_CHALLENGE:_
The data must be written out once more, precisely as given.

## start EXCERPTED RECORDS

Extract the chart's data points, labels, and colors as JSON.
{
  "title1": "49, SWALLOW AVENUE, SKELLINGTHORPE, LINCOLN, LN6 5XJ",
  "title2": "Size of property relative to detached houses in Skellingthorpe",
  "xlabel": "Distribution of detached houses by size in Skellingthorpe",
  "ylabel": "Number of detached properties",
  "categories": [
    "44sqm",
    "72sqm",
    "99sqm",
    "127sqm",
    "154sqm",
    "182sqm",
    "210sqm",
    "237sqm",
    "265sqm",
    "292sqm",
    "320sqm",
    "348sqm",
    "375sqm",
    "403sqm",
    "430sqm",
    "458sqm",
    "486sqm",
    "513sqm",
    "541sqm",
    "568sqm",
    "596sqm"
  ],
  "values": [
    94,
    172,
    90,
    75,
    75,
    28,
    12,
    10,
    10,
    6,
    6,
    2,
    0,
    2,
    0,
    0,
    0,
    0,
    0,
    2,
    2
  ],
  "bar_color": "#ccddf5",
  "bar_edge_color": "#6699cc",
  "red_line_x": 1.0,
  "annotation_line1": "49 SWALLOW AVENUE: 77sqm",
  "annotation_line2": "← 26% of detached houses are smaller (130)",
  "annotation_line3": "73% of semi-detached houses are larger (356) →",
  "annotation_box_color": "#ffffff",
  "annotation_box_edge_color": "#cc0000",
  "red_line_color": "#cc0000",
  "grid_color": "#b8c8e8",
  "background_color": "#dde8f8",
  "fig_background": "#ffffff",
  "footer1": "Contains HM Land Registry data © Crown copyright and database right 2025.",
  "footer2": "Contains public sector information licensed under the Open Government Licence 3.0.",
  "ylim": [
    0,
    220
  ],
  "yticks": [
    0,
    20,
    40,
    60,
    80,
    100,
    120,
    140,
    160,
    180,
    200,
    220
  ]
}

## end EXCERPTED RECORDS

_EXERCISE OUTPUT:_
Extract the chart's data points, labels, and colors as JSON.
{
  "title1": "49, SWALLOW AVENUE, SKELLINGTHORPE, LINCOLN, LN6 5XJ",
  "title2": "Size of property relative to detached houses in Skellingthorpe",
  "xlabel": "Distribution of detached houses by size in Skellingthorpe",
  "ylabel": "Number of detached properties",
  "categories": [
    "44sqm",
    "72sqm",
    "99sqm",
    "127sqm",
    "154sqm",
    "182sqm",
    "210sqm",
    "237sqm",
    "265sqm",
    "292sqm",
    "320sqm",
    "348sqm",
    "375sqm",
    "403sqm",
    "430sqm",
    "458sqm",
    "486sqm",
    "513sqm",
    "541sqm",
    "568sqm",
    "596sqm"
  ],
  "values": [
    94,
    172,
    90,
    75,
    75,
    28,
    12,
    10,
    10,
    6,
    6,
    2,
    0,
    2,
    0,
    0,
    0,
    0,
    0,
    2,
    2
  ],
  "bar_color": "#ccddf5",
  "bar_edge_color": "#6699cc",
  "red_line_x": 1.0,
  "annotation_line1": "49 SWALLOW AVENUE: 77sqm",
  "annotation_line2": "← 26% of detached houses are smaller (130)",
  "annotation_line3": "73% of semi-detached houses are larger (356) →",
  "annotation_box_color": "#ffffff",
  "annotation_box_edge_color": "#cc0000",
  "red_line_color": "#cc0000",
  "grid_color": "#b8c8e8",
  "background_color": "#dde8f8",
  "fig_background": "#ffffff",
  "footer1": "Contains HM Land Registry data © Crown copyright and database right 2025.",
  "footer2": "Contains public sector information licensed under the Open Government Licence 3.0.",
  "ylim": [
    0,
    220
  ],
  "yticks": [
    0,
    20,
    40,
    60,
    80,
    100,
    120,
    140,
    160,
    180,
    200,
    220
  ]
}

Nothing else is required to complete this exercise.